__OBJECTIVE__
Restate each of the lines given below, word for word.

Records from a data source
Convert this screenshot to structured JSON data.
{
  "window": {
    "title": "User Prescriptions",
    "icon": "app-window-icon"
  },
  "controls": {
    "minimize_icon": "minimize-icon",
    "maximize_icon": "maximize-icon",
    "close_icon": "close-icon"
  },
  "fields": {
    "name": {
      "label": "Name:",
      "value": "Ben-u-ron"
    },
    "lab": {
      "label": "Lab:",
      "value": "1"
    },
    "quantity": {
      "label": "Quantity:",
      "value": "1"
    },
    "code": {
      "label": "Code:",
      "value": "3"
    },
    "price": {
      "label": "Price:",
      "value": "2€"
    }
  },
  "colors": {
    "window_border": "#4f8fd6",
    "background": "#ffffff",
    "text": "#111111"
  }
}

__TASK OUTPUT__
Convert this screenshot to structured JSON data.
{
  "window": {
    "title": "User Prescriptions",
    "icon": "app-window-icon"
  },
  "controls": {
    "minimize_icon": "minimize-icon",
    "maximize_icon": "maximize-icon",
    "close_icon": "close-icon"
  },
  "fields": {
    "name": {
      "label": "Name:",
      "value": "Ben-u-ron"
    },
    "lab": {
      "label": "Lab:",
      "value": "1"
    },
    "quantity": {
      "label": "Quantity:",
      "value": "1"
    },
    "code": {
      "label": "Code:",
      "value": "3"
    },
    "price": {
      "label": "Price:",
      "value": "2€"
    }
  },
  "colors": {
    "window_border": "#4f8fd6",
    "background": "#ffffff",
    "text": "#111111"
  }
}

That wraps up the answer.